**The problem**: The answer must consist of each line below that holds the word "ylabel", copied as it stands.
◆ ◆ ◆ ◆
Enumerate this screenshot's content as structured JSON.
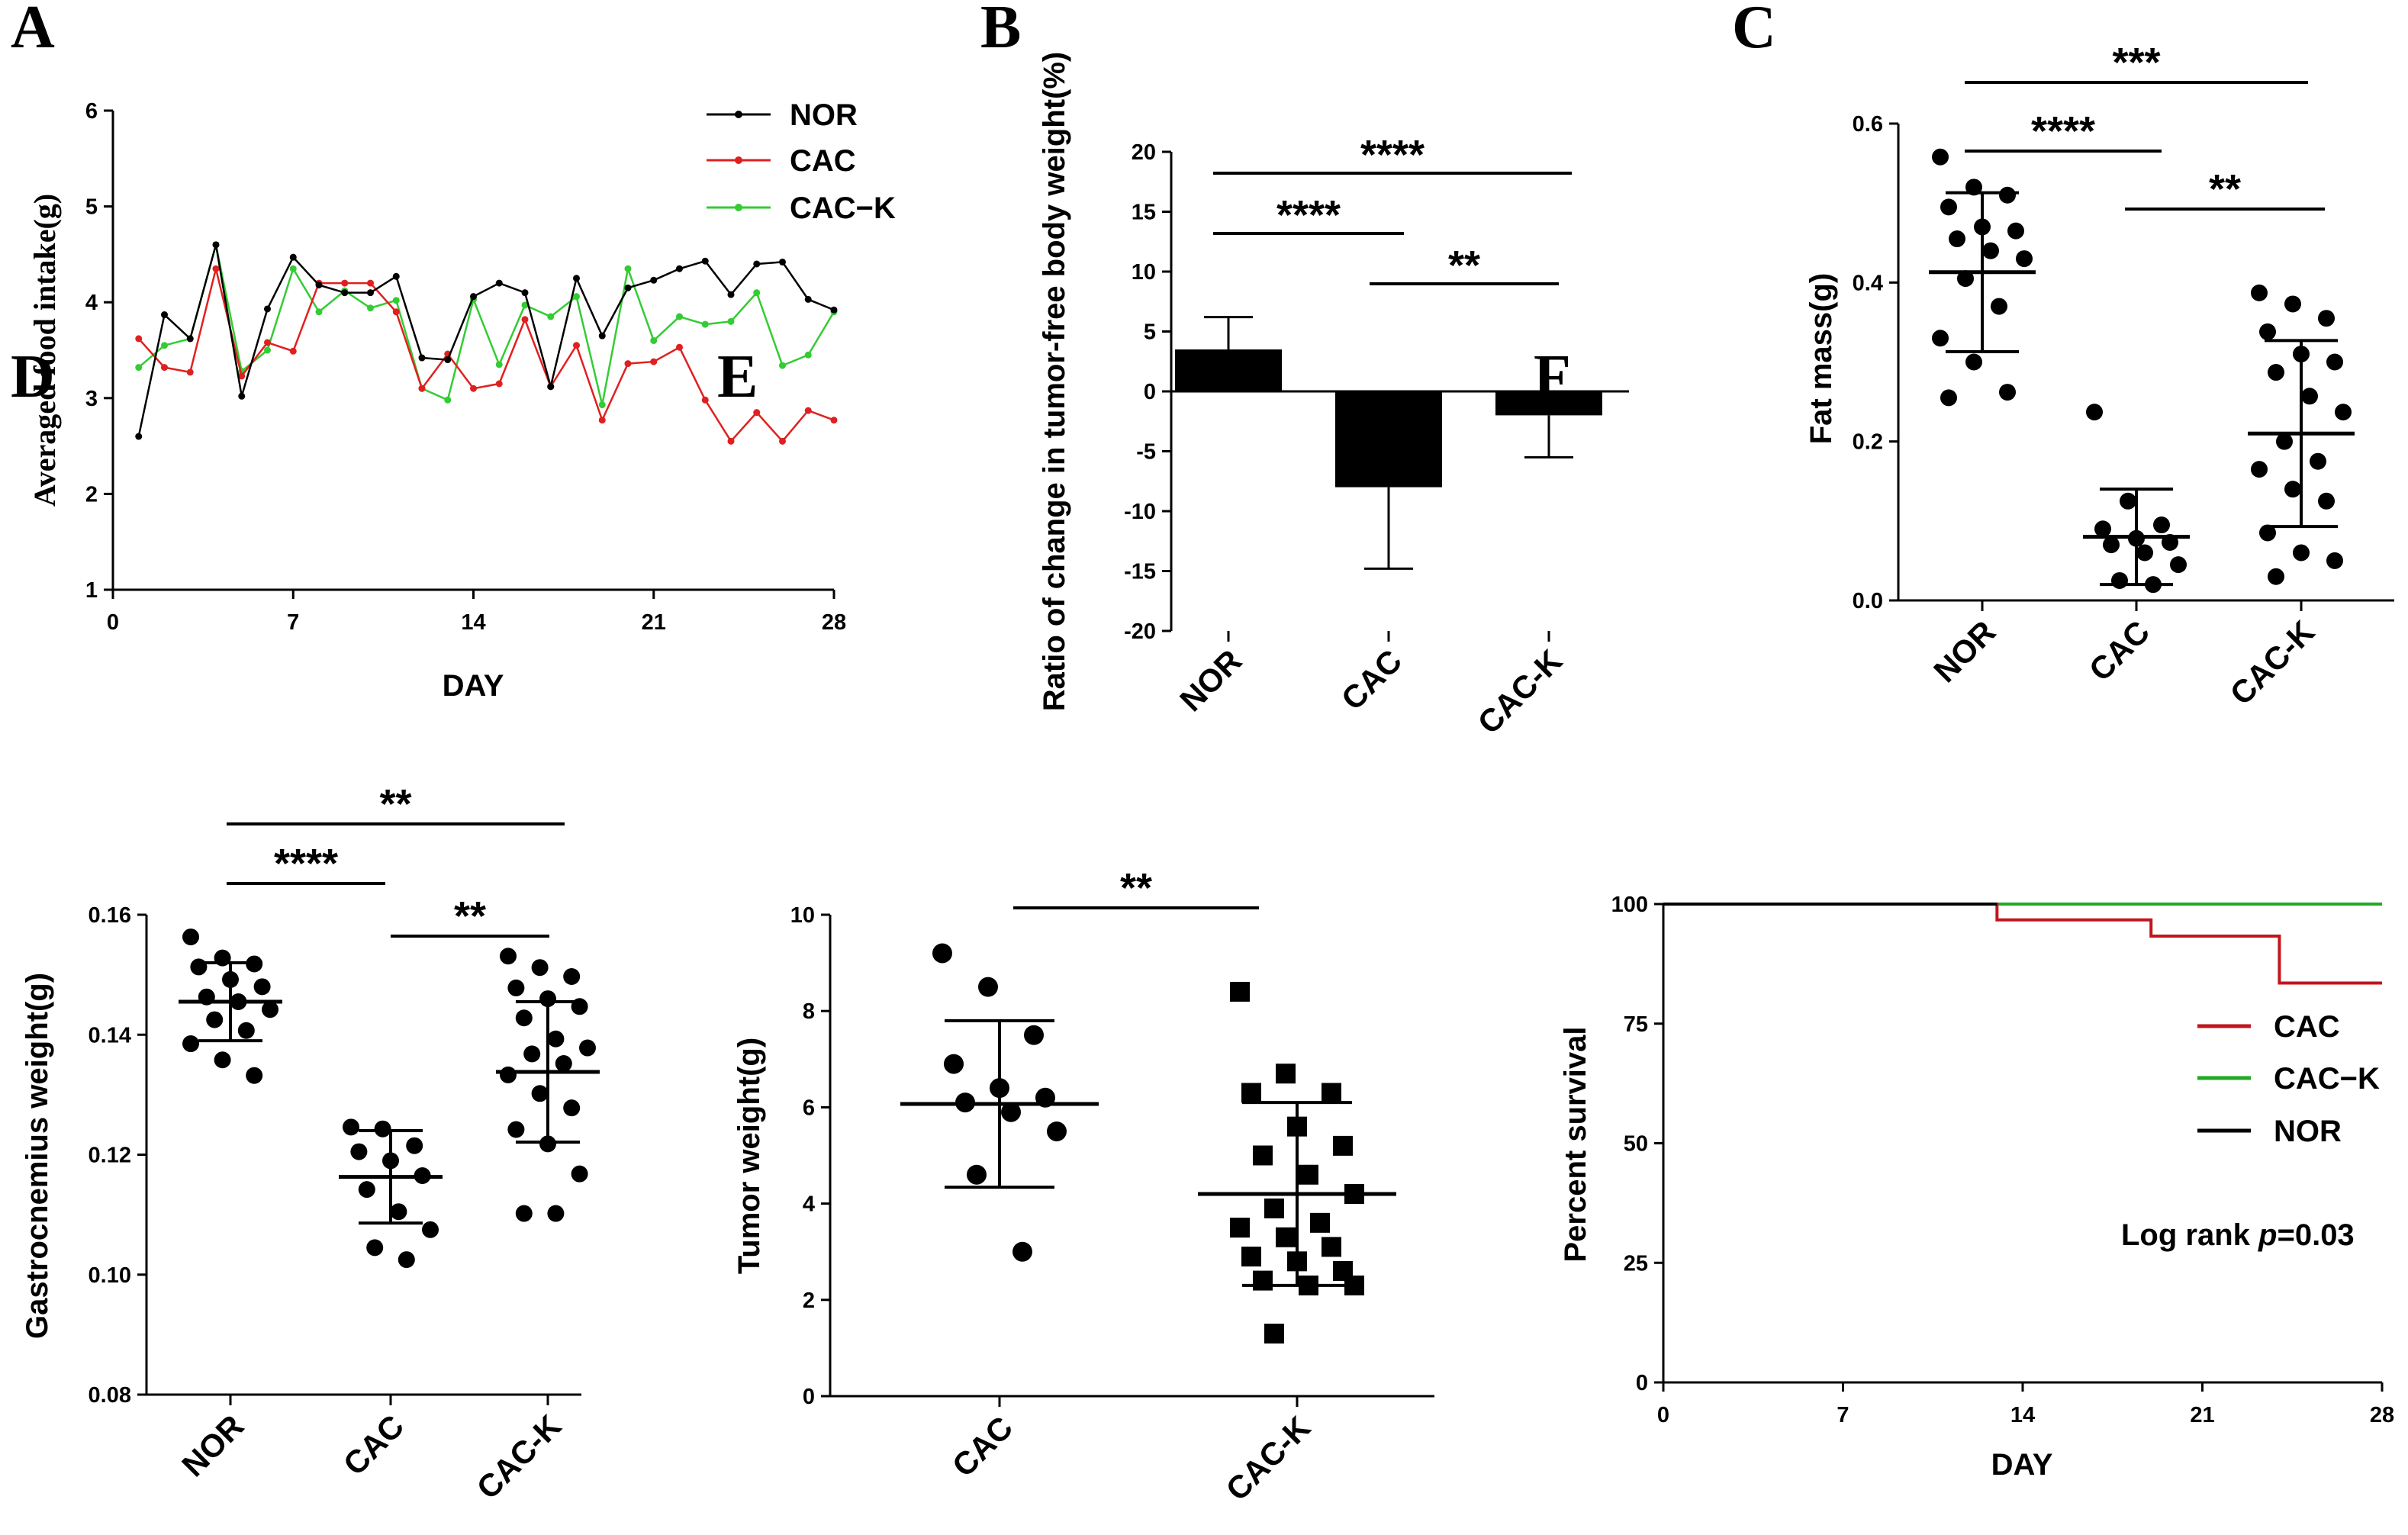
{
  "panels": {
    "A": "A",
    "B": "B",
    "C": "C",
    "D": "D",
    "E": "E",
    "F": "F"
  },
  "colors": {
    "NOR": "#000000",
    "CAC": "#e02020",
    "CAC-K": "#33cc33",
    "CAC_survival": "#c0161c",
    "CAC-K_survival": "#22aa22",
    "bars": "#000000",
    "points": "#000000"
  },
  "chart_data": [
    {
      "panel": "A",
      "type": "line",
      "xlabel": "DAY",
      "ylabel": "Averaged food intake(g)",
      "xlim": [
        0,
        28
      ],
      "ylim": [
        1,
        6
      ],
      "xticks": [
        0,
        7,
        14,
        21,
        28
      ],
      "yticks": [
        1,
        2,
        3,
        4,
        5,
        6
      ],
      "x": [
        1,
        2,
        3,
        4,
        5,
        6,
        7,
        8,
        9,
        10,
        11,
        12,
        13,
        14,
        15,
        16,
        17,
        18,
        19,
        20,
        21,
        22,
        23,
        24,
        25,
        26,
        27,
        28
      ],
      "series": [
        {
          "name": "NOR",
          "values": [
            2.6,
            3.87,
            3.62,
            4.6,
            3.02,
            3.93,
            4.47,
            4.18,
            4.1,
            4.1,
            4.27,
            3.42,
            3.4,
            4.06,
            4.2,
            4.1,
            3.12,
            4.25,
            3.65,
            4.15,
            4.23,
            4.35,
            4.43,
            4.08,
            4.4,
            4.42,
            4.03,
            3.92
          ]
        },
        {
          "name": "CAC",
          "values": [
            3.62,
            3.32,
            3.27,
            4.35,
            3.23,
            3.58,
            3.49,
            4.2,
            4.2,
            4.2,
            3.9,
            3.1,
            3.46,
            3.1,
            3.15,
            3.82,
            3.12,
            3.55,
            2.77,
            3.36,
            3.38,
            3.53,
            2.98,
            2.55,
            2.85,
            2.55,
            2.87,
            2.77
          ]
        },
        {
          "name": "CAC−K",
          "values": [
            3.32,
            3.55,
            3.62,
            4.6,
            3.28,
            3.5,
            4.35,
            3.9,
            4.12,
            3.94,
            4.02,
            3.1,
            2.98,
            4.03,
            3.35,
            3.97,
            3.85,
            4.06,
            2.93,
            4.35,
            3.6,
            3.85,
            3.77,
            3.8,
            4.1,
            3.34,
            3.45,
            3.9
          ]
        }
      ]
    },
    {
      "panel": "B",
      "type": "bar",
      "ylabel": "Ratio of change in tumor-free body weight(%)",
      "categories": [
        "NOR",
        "CAC",
        "CAC-K"
      ],
      "values": [
        3.5,
        -8.0,
        -2.0
      ],
      "errors": [
        2.7,
        6.8,
        3.5
      ],
      "ylim": [
        -20,
        20
      ],
      "yticks": [
        -20,
        -15,
        -10,
        -5,
        0,
        5,
        10,
        15,
        20
      ],
      "significance": [
        {
          "from": "NOR",
          "to": "CAC-K",
          "label": "****"
        },
        {
          "from": "NOR",
          "to": "CAC",
          "label": "****"
        },
        {
          "from": "CAC",
          "to": "CAC-K",
          "label": "**"
        }
      ]
    },
    {
      "panel": "C",
      "type": "scatter",
      "ylabel": "Fat mass(g)",
      "categories": [
        "NOR",
        "CAC",
        "CAC-K"
      ],
      "ylim": [
        0,
        0.6
      ],
      "yticks": [
        0.0,
        0.2,
        0.4,
        0.6
      ],
      "ytick_labels": [
        "0.0",
        "0.2",
        "0.4",
        "0.6"
      ],
      "groups": [
        {
          "name": "NOR",
          "mean": 0.413,
          "sd": 0.1,
          "points": [
            0.558,
            0.52,
            0.51,
            0.495,
            0.47,
            0.465,
            0.455,
            0.44,
            0.43,
            0.405,
            0.37,
            0.33,
            0.3,
            0.262,
            0.255
          ]
        },
        {
          "name": "CAC",
          "mean": 0.08,
          "sd": 0.06,
          "points": [
            0.237,
            0.125,
            0.095,
            0.09,
            0.078,
            0.073,
            0.07,
            0.06,
            0.045,
            0.025,
            0.02
          ]
        },
        {
          "name": "CAC-K",
          "mean": 0.21,
          "sd": 0.117,
          "points": [
            0.387,
            0.373,
            0.355,
            0.338,
            0.31,
            0.3,
            0.287,
            0.257,
            0.237,
            0.2,
            0.175,
            0.165,
            0.14,
            0.125,
            0.085,
            0.06,
            0.05,
            0.03
          ]
        }
      ],
      "significance": [
        {
          "from": "NOR",
          "to": "CAC-K",
          "label": "***"
        },
        {
          "from": "NOR",
          "to": "CAC",
          "label": "****"
        },
        {
          "from": "CAC",
          "to": "CAC-K",
          "label": "**"
        }
      ]
    },
    {
      "panel": "D",
      "type": "scatter",
      "ylabel": "Gastrocnemius weight(g)",
      "categories": [
        "NOR",
        "CAC",
        "CAC-K"
      ],
      "ylim": [
        0.08,
        0.16
      ],
      "yticks": [
        0.08,
        0.1,
        0.12,
        0.14,
        0.16
      ],
      "ytick_labels": [
        "0.08",
        "0.10",
        "0.12",
        "0.14",
        "0.16"
      ],
      "groups": [
        {
          "name": "NOR",
          "mean": 0.1455,
          "sd": 0.0065,
          "points": [
            0.1563,
            0.1528,
            0.1518,
            0.1513,
            0.1492,
            0.148,
            0.1463,
            0.1455,
            0.1442,
            0.1425,
            0.1407,
            0.1385,
            0.1358,
            0.1332
          ]
        },
        {
          "name": "CAC",
          "mean": 0.1163,
          "sd": 0.0077,
          "points": [
            0.1246,
            0.1243,
            0.1215,
            0.1205,
            0.119,
            0.1165,
            0.1142,
            0.1105,
            0.1075,
            0.1045,
            0.1025
          ]
        },
        {
          "name": "CAC-K",
          "mean": 0.1338,
          "sd": 0.0117,
          "points": [
            0.1531,
            0.1512,
            0.1497,
            0.1478,
            0.146,
            0.1447,
            0.1428,
            0.1393,
            0.1378,
            0.1368,
            0.1352,
            0.1333,
            0.1302,
            0.1278,
            0.1242,
            0.1218,
            0.1168,
            0.1102,
            0.1102
          ]
        }
      ],
      "significance": [
        {
          "from": "NOR",
          "to": "CAC-K",
          "label": "**"
        },
        {
          "from": "NOR",
          "to": "CAC",
          "label": "****"
        },
        {
          "from": "CAC",
          "to": "CAC-K",
          "label": "**"
        }
      ]
    },
    {
      "panel": "E",
      "type": "scatter",
      "ylabel": "Tumor weight(g)",
      "categories": [
        "CAC",
        "CAC-K"
      ],
      "ylim": [
        0,
        10
      ],
      "yticks": [
        0,
        2,
        4,
        6,
        8,
        10
      ],
      "groups": [
        {
          "name": "CAC",
          "mean": 6.07,
          "sd": 1.73,
          "marker": "circle",
          "points": [
            9.2,
            8.5,
            7.5,
            6.9,
            6.4,
            6.2,
            6.1,
            5.9,
            5.5,
            4.6,
            3.0
          ]
        },
        {
          "name": "CAC-K",
          "mean": 4.2,
          "sd": 1.9,
          "marker": "square",
          "points": [
            8.4,
            6.7,
            6.3,
            6.3,
            5.6,
            5.2,
            5.0,
            4.6,
            4.2,
            3.9,
            3.6,
            3.5,
            3.3,
            3.1,
            2.9,
            2.8,
            2.6,
            2.4,
            2.3,
            2.3,
            1.3
          ]
        }
      ],
      "significance": [
        {
          "from": "CAC",
          "to": "CAC-K",
          "label": "**"
        }
      ]
    },
    {
      "panel": "F",
      "type": "line",
      "title": "",
      "xlabel": "DAY",
      "ylabel": "Percent survival",
      "xlim": [
        0,
        28
      ],
      "ylim": [
        0,
        100
      ],
      "xticks": [
        0,
        7,
        14,
        21,
        28
      ],
      "yticks": [
        0,
        25,
        50,
        75,
        100
      ],
      "series": [
        {
          "name": "CAC",
          "step": true,
          "x": [
            0,
            13,
            13,
            19,
            19,
            24,
            24,
            28
          ],
          "values": [
            100,
            100,
            96.7,
            96.7,
            93.3,
            93.3,
            83.5,
            83.5
          ]
        },
        {
          "name": "CAC−K",
          "step": true,
          "x": [
            0,
            28
          ],
          "values": [
            100,
            100
          ]
        },
        {
          "name": "NOR",
          "step": true,
          "x": [
            0,
            13
          ],
          "values": [
            100,
            100
          ]
        }
      ],
      "annotation": {
        "prefix": "Log rank ",
        "p": "p",
        "suffix": "=0.03"
      }
    }
  ]
}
◆ ◆ ◆ ◆
**Response box**:
      "ylabel": "Averaged food intake(g)",
      "ylabel": "Ratio of change in tumor-free body weight(%)",
      "ylabel": "Fat mass(g)",
      "ylabel": "Gastrocnemius weight(g)",
      "ylabel": "Tumor weight(g)",
      "ylabel": "Percent survival",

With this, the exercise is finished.